### Figure collection entries

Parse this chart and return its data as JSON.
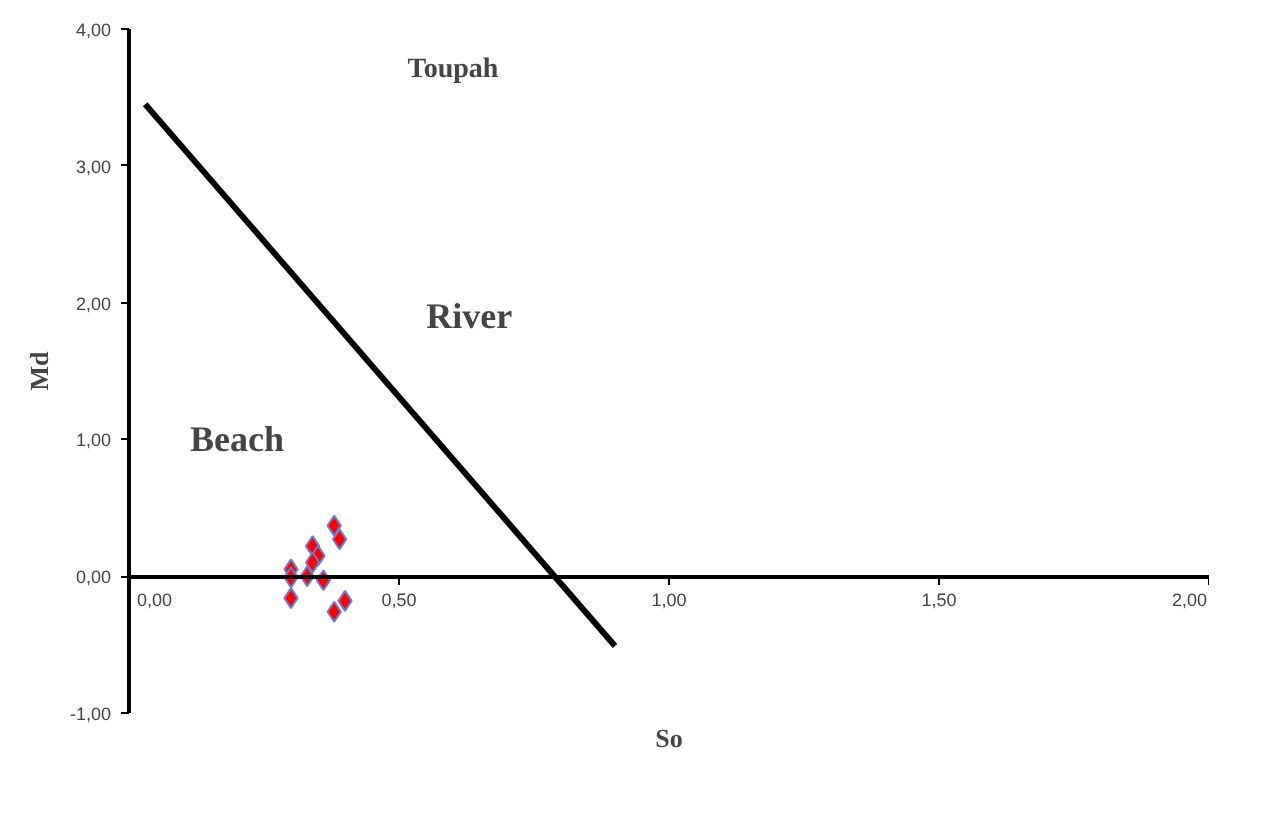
{
  "chart_data": {
    "type": "scatter",
    "xlabel": "So",
    "ylabel": "Md",
    "xlim": [
      0,
      2
    ],
    "ylim": [
      -1,
      4
    ],
    "xticks": [
      {
        "value": 0,
        "label": "0,00"
      },
      {
        "value": 0.5,
        "label": "0,50"
      },
      {
        "value": 1,
        "label": "1,00"
      },
      {
        "value": 1.5,
        "label": "1,50"
      },
      {
        "value": 2,
        "label": "2,00"
      }
    ],
    "yticks": [
      {
        "value": -1,
        "label": "-1,00"
      },
      {
        "value": 0,
        "label": "0,00"
      },
      {
        "value": 1,
        "label": "1,00"
      },
      {
        "value": 2,
        "label": "2,00"
      },
      {
        "value": 3,
        "label": "3,00"
      },
      {
        "value": 4,
        "label": "4,00"
      }
    ],
    "grid": false,
    "marker": "diamond",
    "series": [
      {
        "color": "#ff0000",
        "x": [
          0.38,
          0.39,
          0.34,
          0.35,
          0.34,
          0.3,
          0.3,
          0.33,
          0.36,
          0.3,
          0.4,
          0.38
        ],
        "values": [
          0.37,
          0.27,
          0.22,
          0.15,
          0.1,
          0.05,
          -0.01,
          0.0,
          -0.03,
          -0.16,
          -0.18,
          -0.26
        ]
      },
      {
        "type": "line",
        "marker": "none",
        "color": "#000000",
        "x": [
          0.03,
          0.9
        ],
        "values": [
          3.45,
          -0.51
        ]
      }
    ],
    "annotations": [
      "Toupah",
      "River",
      "Beach"
    ]
  }
}
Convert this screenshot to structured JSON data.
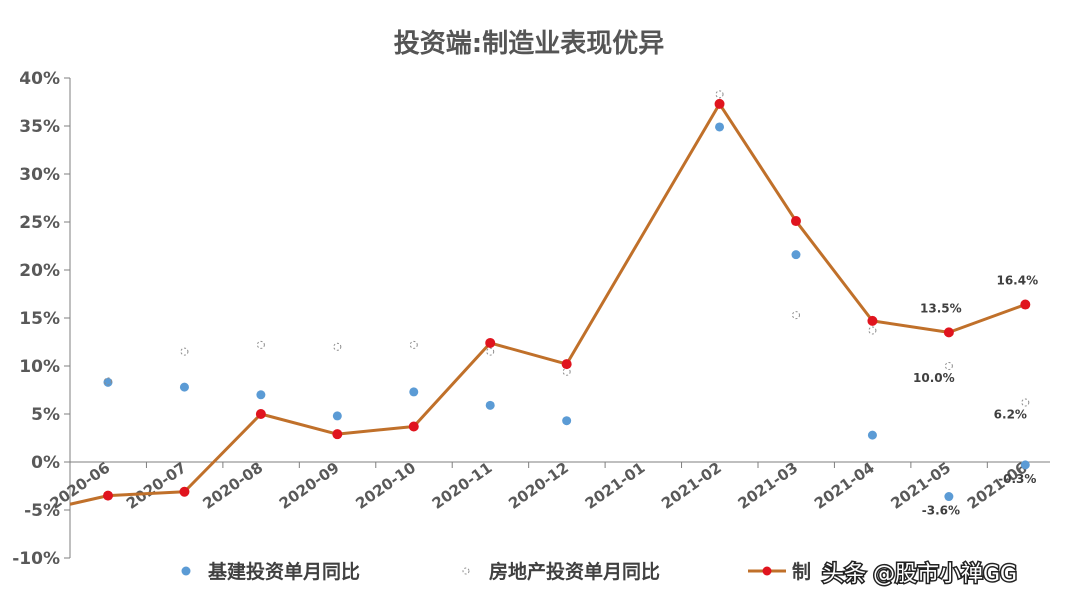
{
  "chart_data": {
    "type": "line",
    "title": "投资端:制造业表现优异",
    "categories": [
      "2020-06",
      "2020-07",
      "2020-08",
      "2020-09",
      "2020-10",
      "2020-11",
      "2020-12",
      "2021-01",
      "2021-02",
      "2021-03",
      "2021-04",
      "2021-05",
      "2021-06"
    ],
    "ylim": [
      -10,
      40
    ],
    "yticks": [
      -10,
      -5,
      0,
      5,
      10,
      15,
      20,
      25,
      30,
      35,
      40
    ],
    "ytick_labels": [
      "-10%",
      "-5%",
      "0%",
      "5%",
      "10%",
      "15%",
      "20%",
      "25%",
      "30%",
      "35%",
      "40%"
    ],
    "series": [
      {
        "name": "基建投资单月同比",
        "style": "scatter",
        "color": "#5b9bd5",
        "values": [
          8.3,
          7.8,
          7.0,
          4.8,
          7.3,
          5.9,
          4.3,
          null,
          34.9,
          21.6,
          2.8,
          -3.6,
          -0.3
        ],
        "labels": [
          null,
          null,
          null,
          null,
          null,
          null,
          null,
          null,
          null,
          null,
          null,
          "-3.6%",
          "-0.3%"
        ]
      },
      {
        "name": "房地产投资单月同比",
        "style": "scatter-hollow",
        "color": "#8c8c8c",
        "values": [
          8.4,
          11.5,
          12.2,
          12.0,
          12.2,
          11.5,
          9.4,
          null,
          38.3,
          15.3,
          13.7,
          10.0,
          6.2
        ],
        "labels": [
          null,
          null,
          null,
          null,
          null,
          null,
          null,
          null,
          null,
          null,
          null,
          "10.0%",
          "6.2%"
        ]
      },
      {
        "name": "制造业投资单月同比",
        "style": "line",
        "color": "#c0702a",
        "marker_color": "#e0141e",
        "values": [
          -3.5,
          -3.1,
          5.0,
          2.9,
          3.7,
          12.4,
          10.2,
          null,
          37.3,
          25.1,
          14.7,
          13.5,
          16.4
        ],
        "labels": [
          null,
          null,
          null,
          null,
          null,
          null,
          null,
          null,
          null,
          null,
          null,
          "13.5%",
          "16.4%"
        ]
      }
    ],
    "legend_position": "bottom",
    "grid": false
  },
  "legend": {
    "item_1": "基建投资单月同比",
    "item_2": "房地产投资单月同比",
    "item_3": "制"
  },
  "watermark": "头条 @股市小禅GG"
}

### Given request
Reproduce each entry precisely. Leave the pictures out.

### Result
Parse this chart and return its data as JSON.
{
  "chart_data": {
    "type": "scatter",
    "xlabel": "So",
    "ylabel": "Md",
    "xlim": [
      0,
      2
    ],
    "ylim": [
      -1,
      4
    ],
    "xticks": [
      {
        "value": 0,
        "label": "0,00"
      },
      {
        "value": 0.5,
        "label": "0,50"
      },
      {
        "value": 1,
        "label": "1,00"
      },
      {
        "value": 1.5,
        "label": "1,50"
      },
      {
        "value": 2,
        "label": "2,00"
      }
    ],
    "yticks": [
      {
        "value": -1,
        "label": "-1,00"
      },
      {
        "value": 0,
        "label": "0,00"
      },
      {
        "value": 1,
        "label": "1,00"
      },
      {
        "value": 2,
        "label": "2,00"
      },
      {
        "value": 3,
        "label": "3,00"
      },
      {
        "value": 4,
        "label": "4,00"
      }
    ],
    "grid": false,
    "marker": "diamond",
    "series": [
      {
        "color": "#ff0000",
        "x": [
          0.38,
          0.39,
          0.34,
          0.35,
          0.34,
          0.3,
          0.3,
          0.33,
          0.36,
          0.3,
          0.4,
          0.38
        ],
        "values": [
          0.37,
          0.27,
          0.22,
          0.15,
          0.1,
          0.05,
          -0.01,
          0.0,
          -0.03,
          -0.16,
          -0.18,
          -0.26
        ]
      },
      {
        "type": "line",
        "marker": "none",
        "color": "#000000",
        "x": [
          0.03,
          0.9
        ],
        "values": [
          3.45,
          -0.51
        ]
      }
    ],
    "annotations": [
      "Toupah",
      "River",
      "Beach"
    ]
  }
}
Convert this screenshot to structured JSON data.
{
  "chart_data": {
    "type": "line",
    "title": "投资端:制造业表现优异",
    "categories": [
      "2020-06",
      "2020-07",
      "2020-08",
      "2020-09",
      "2020-10",
      "2020-11",
      "2020-12",
      "2021-01",
      "2021-02",
      "2021-03",
      "2021-04",
      "2021-05",
      "2021-06"
    ],
    "ylim": [
      -10,
      40
    ],
    "yticks": [
      -10,
      -5,
      0,
      5,
      10,
      15,
      20,
      25,
      30,
      35,
      40
    ],
    "ytick_labels": [
      "-10%",
      "-5%",
      "0%",
      "5%",
      "10%",
      "15%",
      "20%",
      "25%",
      "30%",
      "35%",
      "40%"
    ],
    "series": [
      {
        "name": "基建投资单月同比",
        "style": "scatter",
        "color": "#5b9bd5",
        "values": [
          8.3,
          7.8,
          7.0,
          4.8,
          7.3,
          5.9,
          4.3,
          null,
          34.9,
          21.6,
          2.8,
          -3.6,
          -0.3
        ],
        "labels": [
          null,
          null,
          null,
          null,
          null,
          null,
          null,
          null,
          null,
          null,
          null,
          "-3.6%",
          "-0.3%"
        ]
      },
      {
        "name": "房地产投资单月同比",
        "style": "scatter-hollow",
        "color": "#8c8c8c",
        "values": [
          8.4,
          11.5,
          12.2,
          12.0,
          12.2,
          11.5,
          9.4,
          null,
          38.3,
          15.3,
          13.7,
          10.0,
          6.2
        ],
        "labels": [
          null,
          null,
          null,
          null,
          null,
          null,
          null,
          null,
          null,
          null,
          null,
          "10.0%",
          "6.2%"
        ]
      },
      {
        "name": "制造业投资单月同比",
        "style": "line",
        "color": "#c0702a",
        "marker_color": "#e0141e",
        "values": [
          -3.5,
          -3.1,
          5.0,
          2.9,
          3.7,
          12.4,
          10.2,
          null,
          37.3,
          25.1,
          14.7,
          13.5,
          16.4
        ],
        "labels": [
          null,
          null,
          null,
          null,
          null,
          null,
          null,
          null,
          null,
          null,
          null,
          "13.5%",
          "16.4%"
        ]
      }
    ],
    "legend_position": "bottom",
    "grid": false
  },
  "legend": {
    "item_1": "基建投资单月同比",
    "item_2": "房地产投资单月同比",
    "item_3": "制"
  },
  "watermark": "头条 @股市小禅GG"
}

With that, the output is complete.